▶ _Stated task_
Copy out all the lines in the records that include the word "crest".

··· Listed records

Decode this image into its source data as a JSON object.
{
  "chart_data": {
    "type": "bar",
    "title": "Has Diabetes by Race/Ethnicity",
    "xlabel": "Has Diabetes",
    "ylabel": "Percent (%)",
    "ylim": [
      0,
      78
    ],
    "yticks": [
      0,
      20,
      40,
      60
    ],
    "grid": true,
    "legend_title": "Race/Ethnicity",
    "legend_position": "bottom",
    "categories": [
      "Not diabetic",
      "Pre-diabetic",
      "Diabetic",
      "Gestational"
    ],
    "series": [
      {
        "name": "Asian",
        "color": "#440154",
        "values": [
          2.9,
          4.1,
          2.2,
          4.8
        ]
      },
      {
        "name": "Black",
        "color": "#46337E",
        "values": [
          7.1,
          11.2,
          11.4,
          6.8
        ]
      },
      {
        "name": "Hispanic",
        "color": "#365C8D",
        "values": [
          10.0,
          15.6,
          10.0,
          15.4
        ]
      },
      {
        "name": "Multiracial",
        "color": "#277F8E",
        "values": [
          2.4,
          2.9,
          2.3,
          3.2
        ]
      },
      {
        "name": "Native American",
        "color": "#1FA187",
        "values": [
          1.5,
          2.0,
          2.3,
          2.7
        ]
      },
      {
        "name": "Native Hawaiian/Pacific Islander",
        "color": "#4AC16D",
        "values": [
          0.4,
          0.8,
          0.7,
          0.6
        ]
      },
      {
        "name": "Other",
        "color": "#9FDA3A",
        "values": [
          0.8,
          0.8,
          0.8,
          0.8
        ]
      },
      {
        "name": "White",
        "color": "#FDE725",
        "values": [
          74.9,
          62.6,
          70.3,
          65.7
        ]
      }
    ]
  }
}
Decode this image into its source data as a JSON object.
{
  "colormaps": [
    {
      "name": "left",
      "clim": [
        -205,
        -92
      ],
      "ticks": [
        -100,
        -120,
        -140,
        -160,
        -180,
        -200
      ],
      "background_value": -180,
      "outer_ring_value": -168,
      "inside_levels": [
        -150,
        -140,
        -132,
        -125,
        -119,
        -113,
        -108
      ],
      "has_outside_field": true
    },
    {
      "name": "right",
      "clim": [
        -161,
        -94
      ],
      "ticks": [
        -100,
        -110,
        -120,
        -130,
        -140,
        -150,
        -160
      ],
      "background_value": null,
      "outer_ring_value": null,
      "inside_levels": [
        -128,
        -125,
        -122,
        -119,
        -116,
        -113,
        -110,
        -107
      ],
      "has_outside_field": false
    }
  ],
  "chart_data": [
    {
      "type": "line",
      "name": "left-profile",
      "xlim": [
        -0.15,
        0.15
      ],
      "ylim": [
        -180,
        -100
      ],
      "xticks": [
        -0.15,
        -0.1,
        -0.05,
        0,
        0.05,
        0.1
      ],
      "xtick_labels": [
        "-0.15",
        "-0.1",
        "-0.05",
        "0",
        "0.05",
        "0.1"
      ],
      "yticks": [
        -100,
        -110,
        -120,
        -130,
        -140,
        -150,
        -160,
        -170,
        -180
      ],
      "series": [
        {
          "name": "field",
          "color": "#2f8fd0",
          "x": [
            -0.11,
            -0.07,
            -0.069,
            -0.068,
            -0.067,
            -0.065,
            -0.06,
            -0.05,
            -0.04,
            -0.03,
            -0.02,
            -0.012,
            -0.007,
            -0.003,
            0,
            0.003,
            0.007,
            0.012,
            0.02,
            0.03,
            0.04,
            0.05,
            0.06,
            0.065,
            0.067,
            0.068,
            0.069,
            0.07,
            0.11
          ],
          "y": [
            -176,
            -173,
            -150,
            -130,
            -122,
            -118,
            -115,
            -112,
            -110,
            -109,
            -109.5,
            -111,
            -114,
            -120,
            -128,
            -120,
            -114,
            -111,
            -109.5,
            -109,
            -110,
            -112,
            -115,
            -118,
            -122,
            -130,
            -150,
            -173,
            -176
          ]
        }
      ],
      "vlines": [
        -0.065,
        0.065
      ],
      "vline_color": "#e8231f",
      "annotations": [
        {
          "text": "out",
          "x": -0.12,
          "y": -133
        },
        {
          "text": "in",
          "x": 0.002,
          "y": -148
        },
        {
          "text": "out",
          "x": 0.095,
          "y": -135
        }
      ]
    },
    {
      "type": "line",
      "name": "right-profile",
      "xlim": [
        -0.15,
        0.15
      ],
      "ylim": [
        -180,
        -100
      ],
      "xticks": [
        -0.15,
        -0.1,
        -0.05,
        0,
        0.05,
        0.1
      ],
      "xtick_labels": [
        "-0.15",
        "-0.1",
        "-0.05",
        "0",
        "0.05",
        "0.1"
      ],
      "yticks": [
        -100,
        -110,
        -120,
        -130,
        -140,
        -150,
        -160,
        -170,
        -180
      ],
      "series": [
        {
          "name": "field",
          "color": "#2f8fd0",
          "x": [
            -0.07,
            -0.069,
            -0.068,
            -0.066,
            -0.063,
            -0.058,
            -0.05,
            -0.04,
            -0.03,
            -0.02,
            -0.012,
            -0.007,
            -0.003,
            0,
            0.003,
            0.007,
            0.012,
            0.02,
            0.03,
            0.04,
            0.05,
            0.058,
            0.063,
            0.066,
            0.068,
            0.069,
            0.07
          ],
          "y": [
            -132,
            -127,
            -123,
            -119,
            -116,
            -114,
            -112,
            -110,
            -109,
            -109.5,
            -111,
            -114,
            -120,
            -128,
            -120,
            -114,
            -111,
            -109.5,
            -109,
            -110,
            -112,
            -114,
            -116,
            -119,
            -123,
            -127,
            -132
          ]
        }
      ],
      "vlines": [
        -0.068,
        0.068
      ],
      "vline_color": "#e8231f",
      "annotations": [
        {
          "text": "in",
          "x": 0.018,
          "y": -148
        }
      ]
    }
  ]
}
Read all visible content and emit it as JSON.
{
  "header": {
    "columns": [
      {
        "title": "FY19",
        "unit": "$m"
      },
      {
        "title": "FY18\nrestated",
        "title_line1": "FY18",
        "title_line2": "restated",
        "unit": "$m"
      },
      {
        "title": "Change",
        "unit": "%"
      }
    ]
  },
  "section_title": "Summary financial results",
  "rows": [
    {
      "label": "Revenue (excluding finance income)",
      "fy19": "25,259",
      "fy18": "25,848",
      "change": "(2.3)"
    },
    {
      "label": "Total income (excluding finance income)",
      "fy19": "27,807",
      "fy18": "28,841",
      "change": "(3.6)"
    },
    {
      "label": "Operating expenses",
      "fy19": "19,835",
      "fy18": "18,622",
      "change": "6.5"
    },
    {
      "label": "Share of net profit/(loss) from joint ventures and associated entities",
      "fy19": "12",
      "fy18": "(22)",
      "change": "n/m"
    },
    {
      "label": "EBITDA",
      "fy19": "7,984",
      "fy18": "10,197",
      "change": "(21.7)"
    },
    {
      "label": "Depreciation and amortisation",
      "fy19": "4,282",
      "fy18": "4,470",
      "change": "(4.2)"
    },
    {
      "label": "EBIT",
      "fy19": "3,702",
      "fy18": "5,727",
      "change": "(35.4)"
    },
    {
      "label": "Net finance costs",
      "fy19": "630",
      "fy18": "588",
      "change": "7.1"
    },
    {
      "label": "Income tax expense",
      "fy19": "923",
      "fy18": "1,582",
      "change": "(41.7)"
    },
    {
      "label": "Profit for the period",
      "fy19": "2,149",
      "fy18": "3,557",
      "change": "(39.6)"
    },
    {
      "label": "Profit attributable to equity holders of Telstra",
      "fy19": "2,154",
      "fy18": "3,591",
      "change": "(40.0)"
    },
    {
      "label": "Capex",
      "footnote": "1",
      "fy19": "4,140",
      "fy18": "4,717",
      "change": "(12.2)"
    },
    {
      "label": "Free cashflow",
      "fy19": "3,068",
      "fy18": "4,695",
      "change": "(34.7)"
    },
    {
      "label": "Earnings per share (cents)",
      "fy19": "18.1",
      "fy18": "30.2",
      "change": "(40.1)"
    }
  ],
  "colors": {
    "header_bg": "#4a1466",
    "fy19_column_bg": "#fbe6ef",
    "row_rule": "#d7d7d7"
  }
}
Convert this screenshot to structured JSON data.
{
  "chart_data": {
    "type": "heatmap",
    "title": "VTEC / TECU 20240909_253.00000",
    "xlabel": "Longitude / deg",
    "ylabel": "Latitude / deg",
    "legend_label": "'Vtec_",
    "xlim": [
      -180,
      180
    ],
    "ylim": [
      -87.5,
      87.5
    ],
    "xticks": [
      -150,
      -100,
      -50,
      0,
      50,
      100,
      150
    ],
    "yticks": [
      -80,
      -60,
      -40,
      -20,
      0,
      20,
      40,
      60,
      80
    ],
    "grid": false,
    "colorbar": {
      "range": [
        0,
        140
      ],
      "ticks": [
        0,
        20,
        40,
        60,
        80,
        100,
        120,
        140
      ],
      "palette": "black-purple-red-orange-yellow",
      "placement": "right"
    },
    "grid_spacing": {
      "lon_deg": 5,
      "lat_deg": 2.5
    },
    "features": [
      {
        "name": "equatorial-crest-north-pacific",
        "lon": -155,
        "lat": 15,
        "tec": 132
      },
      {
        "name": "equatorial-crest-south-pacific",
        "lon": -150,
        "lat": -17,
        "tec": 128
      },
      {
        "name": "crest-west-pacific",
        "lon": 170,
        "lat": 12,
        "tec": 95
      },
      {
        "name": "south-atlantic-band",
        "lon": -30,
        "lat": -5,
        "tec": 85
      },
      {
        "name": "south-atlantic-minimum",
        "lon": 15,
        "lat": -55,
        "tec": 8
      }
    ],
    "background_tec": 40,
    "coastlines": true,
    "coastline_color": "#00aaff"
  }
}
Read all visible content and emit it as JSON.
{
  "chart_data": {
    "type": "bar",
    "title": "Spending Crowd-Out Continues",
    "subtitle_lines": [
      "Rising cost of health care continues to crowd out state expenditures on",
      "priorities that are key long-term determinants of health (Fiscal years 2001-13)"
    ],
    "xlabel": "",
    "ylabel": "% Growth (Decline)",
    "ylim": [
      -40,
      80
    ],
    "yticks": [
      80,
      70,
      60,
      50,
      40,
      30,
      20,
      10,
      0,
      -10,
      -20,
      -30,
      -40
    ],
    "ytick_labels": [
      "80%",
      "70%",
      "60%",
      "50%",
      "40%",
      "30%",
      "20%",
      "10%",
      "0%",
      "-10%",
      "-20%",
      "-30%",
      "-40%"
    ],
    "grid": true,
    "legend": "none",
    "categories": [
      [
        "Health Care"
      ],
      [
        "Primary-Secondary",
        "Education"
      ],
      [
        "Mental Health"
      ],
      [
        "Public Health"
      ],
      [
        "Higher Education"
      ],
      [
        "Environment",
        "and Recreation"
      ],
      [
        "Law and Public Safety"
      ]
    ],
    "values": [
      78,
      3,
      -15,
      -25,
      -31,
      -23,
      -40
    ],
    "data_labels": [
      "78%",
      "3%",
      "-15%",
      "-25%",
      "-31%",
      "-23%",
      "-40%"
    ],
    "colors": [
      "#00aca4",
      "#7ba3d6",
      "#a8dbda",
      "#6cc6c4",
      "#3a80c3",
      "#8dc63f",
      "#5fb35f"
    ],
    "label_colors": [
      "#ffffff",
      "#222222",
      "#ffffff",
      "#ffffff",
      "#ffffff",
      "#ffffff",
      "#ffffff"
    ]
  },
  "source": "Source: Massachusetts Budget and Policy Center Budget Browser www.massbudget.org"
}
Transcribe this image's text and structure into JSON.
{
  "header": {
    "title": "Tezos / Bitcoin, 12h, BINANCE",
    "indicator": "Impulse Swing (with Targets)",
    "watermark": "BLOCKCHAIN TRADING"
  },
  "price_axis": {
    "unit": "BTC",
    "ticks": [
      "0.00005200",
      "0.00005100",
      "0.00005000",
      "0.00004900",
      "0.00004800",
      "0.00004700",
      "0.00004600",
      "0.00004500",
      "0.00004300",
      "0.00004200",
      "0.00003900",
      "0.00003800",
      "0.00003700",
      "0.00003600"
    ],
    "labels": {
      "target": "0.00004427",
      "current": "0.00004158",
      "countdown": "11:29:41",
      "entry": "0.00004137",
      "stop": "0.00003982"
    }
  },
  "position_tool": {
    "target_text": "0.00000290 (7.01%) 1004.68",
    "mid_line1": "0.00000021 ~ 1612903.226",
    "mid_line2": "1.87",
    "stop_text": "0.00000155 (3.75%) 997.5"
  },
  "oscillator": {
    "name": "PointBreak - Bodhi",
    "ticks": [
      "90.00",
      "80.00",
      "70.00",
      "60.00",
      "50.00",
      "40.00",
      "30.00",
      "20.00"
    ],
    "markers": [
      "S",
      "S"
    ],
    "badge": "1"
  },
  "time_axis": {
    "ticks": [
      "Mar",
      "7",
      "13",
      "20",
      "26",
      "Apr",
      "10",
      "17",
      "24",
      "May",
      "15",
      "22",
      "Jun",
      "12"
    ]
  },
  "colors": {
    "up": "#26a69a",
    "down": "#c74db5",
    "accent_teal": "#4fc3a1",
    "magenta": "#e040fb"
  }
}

······

▶ _Result_
        "name": "equatorial-crest-north-pacific",
        "name": "equatorial-crest-south-pacific",
        "name": "crest-west-pacific",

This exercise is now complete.